:: PROVIDED INFORMATION ::

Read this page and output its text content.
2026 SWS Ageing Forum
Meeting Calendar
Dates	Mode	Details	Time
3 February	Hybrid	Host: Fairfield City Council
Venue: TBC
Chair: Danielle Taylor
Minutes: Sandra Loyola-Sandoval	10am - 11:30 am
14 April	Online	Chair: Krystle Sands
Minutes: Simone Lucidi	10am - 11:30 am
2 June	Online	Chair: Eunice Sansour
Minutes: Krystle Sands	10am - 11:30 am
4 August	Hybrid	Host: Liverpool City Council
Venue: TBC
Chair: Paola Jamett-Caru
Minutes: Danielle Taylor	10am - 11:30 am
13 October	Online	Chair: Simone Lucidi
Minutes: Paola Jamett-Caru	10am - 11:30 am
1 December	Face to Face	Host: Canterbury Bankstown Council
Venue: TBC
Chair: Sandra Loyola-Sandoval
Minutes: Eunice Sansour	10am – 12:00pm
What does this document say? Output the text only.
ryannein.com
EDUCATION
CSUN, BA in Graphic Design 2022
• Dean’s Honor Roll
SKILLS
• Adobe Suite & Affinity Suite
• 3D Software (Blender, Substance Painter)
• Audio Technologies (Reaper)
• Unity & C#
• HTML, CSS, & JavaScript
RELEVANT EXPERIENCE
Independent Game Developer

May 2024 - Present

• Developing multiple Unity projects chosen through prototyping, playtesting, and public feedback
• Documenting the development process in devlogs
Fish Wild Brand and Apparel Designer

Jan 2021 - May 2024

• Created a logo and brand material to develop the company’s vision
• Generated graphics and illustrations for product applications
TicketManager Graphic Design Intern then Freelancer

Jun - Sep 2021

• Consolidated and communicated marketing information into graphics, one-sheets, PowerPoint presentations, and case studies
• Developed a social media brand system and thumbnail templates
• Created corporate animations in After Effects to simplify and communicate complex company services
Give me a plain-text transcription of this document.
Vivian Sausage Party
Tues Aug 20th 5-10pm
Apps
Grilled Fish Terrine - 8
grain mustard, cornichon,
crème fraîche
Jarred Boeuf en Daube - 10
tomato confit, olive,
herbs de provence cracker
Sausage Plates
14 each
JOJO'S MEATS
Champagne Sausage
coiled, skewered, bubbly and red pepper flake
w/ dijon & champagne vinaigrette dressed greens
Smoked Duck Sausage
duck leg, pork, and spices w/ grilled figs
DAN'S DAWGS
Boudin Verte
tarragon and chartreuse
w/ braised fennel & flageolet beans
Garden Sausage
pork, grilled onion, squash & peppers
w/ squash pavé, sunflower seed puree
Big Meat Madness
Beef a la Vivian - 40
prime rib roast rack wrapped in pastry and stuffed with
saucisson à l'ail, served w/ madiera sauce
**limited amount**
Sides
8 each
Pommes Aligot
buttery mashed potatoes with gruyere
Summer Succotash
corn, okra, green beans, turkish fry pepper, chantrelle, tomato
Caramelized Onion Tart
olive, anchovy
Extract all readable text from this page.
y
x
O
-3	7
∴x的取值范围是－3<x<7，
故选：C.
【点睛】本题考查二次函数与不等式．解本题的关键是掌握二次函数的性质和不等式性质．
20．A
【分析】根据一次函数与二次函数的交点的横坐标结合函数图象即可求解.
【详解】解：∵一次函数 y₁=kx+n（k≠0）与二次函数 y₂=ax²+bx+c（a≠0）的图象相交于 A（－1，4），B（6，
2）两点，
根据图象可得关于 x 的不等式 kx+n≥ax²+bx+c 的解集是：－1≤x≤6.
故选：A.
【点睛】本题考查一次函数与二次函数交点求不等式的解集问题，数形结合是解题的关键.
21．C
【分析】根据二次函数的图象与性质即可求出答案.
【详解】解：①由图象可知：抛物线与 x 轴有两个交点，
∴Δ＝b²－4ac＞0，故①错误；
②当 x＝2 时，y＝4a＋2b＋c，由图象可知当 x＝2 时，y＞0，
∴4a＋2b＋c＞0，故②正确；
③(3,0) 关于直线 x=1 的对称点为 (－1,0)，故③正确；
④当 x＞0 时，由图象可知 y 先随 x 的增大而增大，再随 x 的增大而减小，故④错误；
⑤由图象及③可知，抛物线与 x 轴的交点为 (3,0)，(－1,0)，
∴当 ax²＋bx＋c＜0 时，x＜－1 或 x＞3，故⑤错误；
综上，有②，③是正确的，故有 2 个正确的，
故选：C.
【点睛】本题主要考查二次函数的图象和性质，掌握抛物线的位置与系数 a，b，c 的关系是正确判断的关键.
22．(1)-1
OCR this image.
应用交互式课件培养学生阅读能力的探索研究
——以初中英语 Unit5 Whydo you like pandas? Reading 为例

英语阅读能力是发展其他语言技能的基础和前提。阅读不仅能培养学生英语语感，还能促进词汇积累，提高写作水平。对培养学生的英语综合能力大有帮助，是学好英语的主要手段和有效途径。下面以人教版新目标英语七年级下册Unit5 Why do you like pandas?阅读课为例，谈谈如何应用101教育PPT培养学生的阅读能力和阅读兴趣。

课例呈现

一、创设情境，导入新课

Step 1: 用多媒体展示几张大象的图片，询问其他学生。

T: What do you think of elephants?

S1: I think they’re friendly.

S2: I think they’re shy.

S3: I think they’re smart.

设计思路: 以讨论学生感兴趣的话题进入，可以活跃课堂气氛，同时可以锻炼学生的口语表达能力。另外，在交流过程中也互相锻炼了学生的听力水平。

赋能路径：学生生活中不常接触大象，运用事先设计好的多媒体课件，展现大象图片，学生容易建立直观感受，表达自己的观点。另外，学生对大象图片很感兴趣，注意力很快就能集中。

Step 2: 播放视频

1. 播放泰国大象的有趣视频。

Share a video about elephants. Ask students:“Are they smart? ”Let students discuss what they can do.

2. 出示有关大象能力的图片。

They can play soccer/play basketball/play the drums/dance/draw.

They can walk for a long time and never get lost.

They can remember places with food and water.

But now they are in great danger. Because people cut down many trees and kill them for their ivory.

:: PROBLEM DESCRIPTION ::
Type out the whole listing above again, exactly as it stands.

:: ANSWER TO THE TASK ::
Read this page and output its text content.
2026 SWS Ageing Forum
Meeting Calendar
Dates	Mode	Details	Time
3 February	Hybrid	Host: Fairfield City Council
Venue: TBC
Chair: Danielle Taylor
Minutes: Sandra Loyola-Sandoval	10am - 11:30 am
14 April	Online	Chair: Krystle Sands
Minutes: Simone Lucidi	10am - 11:30 am
2 June	Online	Chair: Eunice Sansour
Minutes: Krystle Sands	10am - 11:30 am
4 August	Hybrid	Host: Liverpool City Council
Venue: TBC
Chair: Paola Jamett-Caru
Minutes: Danielle Taylor	10am - 11:30 am
13 October	Online	Chair: Simone Lucidi
Minutes: Paola Jamett-Caru	10am - 11:30 am
1 December	Face to Face	Host: Canterbury Bankstown Council
Venue: TBC
Chair: Sandra Loyola-Sandoval
Minutes: Eunice Sansour	10am – 12:00pm
What does this document say? Output the text only.
ryannein.com
EDUCATION
CSUN, BA in Graphic Design 2022
• Dean’s Honor Roll
SKILLS
• Adobe Suite & Affinity Suite
• 3D Software (Blender, Substance Painter)
• Audio Technologies (Reaper)
• Unity & C#
• HTML, CSS, & JavaScript
RELEVANT EXPERIENCE
Independent Game Developer

May 2024 - Present

• Developing multiple Unity projects chosen through prototyping, playtesting, and public feedback
• Documenting the development process in devlogs
Fish Wild Brand and Apparel Designer

Jan 2021 - May 2024

• Created a logo and brand material to develop the company’s vision
• Generated graphics and illustrations for product applications
TicketManager Graphic Design Intern then Freelancer

Jun - Sep 2021

• Consolidated and communicated marketing information into graphics, one-sheets, PowerPoint presentations, and case studies
• Developed a social media brand system and thumbnail templates
• Created corporate animations in After Effects to simplify and communicate complex company services
Give me a plain-text transcription of this document.
Vivian Sausage Party
Tues Aug 20th 5-10pm
Apps
Grilled Fish Terrine - 8
grain mustard, cornichon,
crème fraîche
Jarred Boeuf en Daube - 10
tomato confit, olive,
herbs de provence cracker
Sausage Plates
14 each
JOJO'S MEATS
Champagne Sausage
coiled, skewered, bubbly and red pepper flake
w/ dijon & champagne vinaigrette dressed greens
Smoked Duck Sausage
duck leg, pork, and spices w/ grilled figs
DAN'S DAWGS
Boudin Verte
tarragon and chartreuse
w/ braised fennel & flageolet beans
Garden Sausage
pork, grilled onion, squash & peppers
w/ squash pavé, sunflower seed puree
Big Meat Madness
Beef a la Vivian - 40
prime rib roast rack wrapped in pastry and stuffed with
saucisson à l'ail, served w/ madiera sauce
**limited amount**
Sides
8 each
Pommes Aligot
buttery mashed potatoes with gruyere
Summer Succotash
corn, okra, green beans, turkish fry pepper, chantrelle, tomato
Caramelized Onion Tart
olive, anchovy
Extract all readable text from this page.
y
x
O
-3	7
∴x的取值范围是－3<x<7，
故选：C.
【点睛】本题考查二次函数与不等式．解本题的关键是掌握二次函数的性质和不等式性质．
20．A
【分析】根据一次函数与二次函数的交点的横坐标结合函数图象即可求解.
【详解】解：∵一次函数 y₁=kx+n（k≠0）与二次函数 y₂=ax²+bx+c（a≠0）的图象相交于 A（－1，4），B（6，
2）两点，
根据图象可得关于 x 的不等式 kx+n≥ax²+bx+c 的解集是：－1≤x≤6.
故选：A.
【点睛】本题考查一次函数与二次函数交点求不等式的解集问题，数形结合是解题的关键.
21．C
【分析】根据二次函数的图象与性质即可求出答案.
【详解】解：①由图象可知：抛物线与 x 轴有两个交点，
∴Δ＝b²－4ac＞0，故①错误；
②当 x＝2 时，y＝4a＋2b＋c，由图象可知当 x＝2 时，y＞0，
∴4a＋2b＋c＞0，故②正确；
③(3,0) 关于直线 x=1 的对称点为 (－1,0)，故③正确；
④当 x＞0 时，由图象可知 y 先随 x 的增大而增大，再随 x 的增大而减小，故④错误；
⑤由图象及③可知，抛物线与 x 轴的交点为 (3,0)，(－1,0)，
∴当 ax²＋bx＋c＜0 时，x＜－1 或 x＞3，故⑤错误；
综上，有②，③是正确的，故有 2 个正确的，
故选：C.
【点睛】本题主要考查二次函数的图象和性质，掌握抛物线的位置与系数 a，b，c 的关系是正确判断的关键.
22．(1)-1
OCR this image.
应用交互式课件培养学生阅读能力的探索研究
——以初中英语 Unit5 Whydo you like pandas? Reading 为例

英语阅读能力是发展其他语言技能的基础和前提。阅读不仅能培养学生英语语感，还能促进词汇积累，提高写作水平。对培养学生的英语综合能力大有帮助，是学好英语的主要手段和有效途径。下面以人教版新目标英语七年级下册Unit5 Why do you like pandas?阅读课为例，谈谈如何应用101教育PPT培养学生的阅读能力和阅读兴趣。

课例呈现

一、创设情境，导入新课

Step 1: 用多媒体展示几张大象的图片，询问其他学生。

T: What do you think of elephants?

S1: I think they’re friendly.

S2: I think they’re shy.

S3: I think they’re smart.

设计思路: 以讨论学生感兴趣的话题进入，可以活跃课堂气氛，同时可以锻炼学生的口语表达能力。另外，在交流过程中也互相锻炼了学生的听力水平。

赋能路径：学生生活中不常接触大象，运用事先设计好的多媒体课件，展现大象图片，学生容易建立直观感受，表达自己的观点。另外，学生对大象图片很感兴趣，注意力很快就能集中。

Step 2: 播放视频

1. 播放泰国大象的有趣视频。

Share a video about elephants. Ask students:“Are they smart? ”Let students discuss what they can do.

2. 出示有关大象能力的图片。

They can play soccer/play basketball/play the drums/dance/draw.

They can walk for a long time and never get lost.

They can remember places with food and water.

But now they are in great danger. Because people cut down many trees and kill them for their ivory.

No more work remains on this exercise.